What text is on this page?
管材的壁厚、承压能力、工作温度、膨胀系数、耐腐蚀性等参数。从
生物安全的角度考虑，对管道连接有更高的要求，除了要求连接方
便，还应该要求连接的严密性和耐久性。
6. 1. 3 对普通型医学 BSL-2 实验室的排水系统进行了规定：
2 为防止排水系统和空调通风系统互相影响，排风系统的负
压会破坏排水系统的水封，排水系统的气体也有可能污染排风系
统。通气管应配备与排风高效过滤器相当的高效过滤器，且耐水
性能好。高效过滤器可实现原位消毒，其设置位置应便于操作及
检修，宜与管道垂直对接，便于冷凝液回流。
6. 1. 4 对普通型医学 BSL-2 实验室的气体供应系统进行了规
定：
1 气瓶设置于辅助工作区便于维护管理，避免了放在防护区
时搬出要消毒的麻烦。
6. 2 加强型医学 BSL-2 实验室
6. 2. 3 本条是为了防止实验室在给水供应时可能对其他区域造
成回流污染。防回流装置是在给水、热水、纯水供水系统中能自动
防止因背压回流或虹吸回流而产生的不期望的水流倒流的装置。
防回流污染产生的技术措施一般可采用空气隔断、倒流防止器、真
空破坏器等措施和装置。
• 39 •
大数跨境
=-=-=-=-=
From the data above, copy each line that holds "对普通型医学".

6. 1. 3 对普通型医学 BSL-2 实验室的排水系统进行了规定：
6. 1. 4 对普通型医学 BSL-2 实验室的气体供应系统进行了规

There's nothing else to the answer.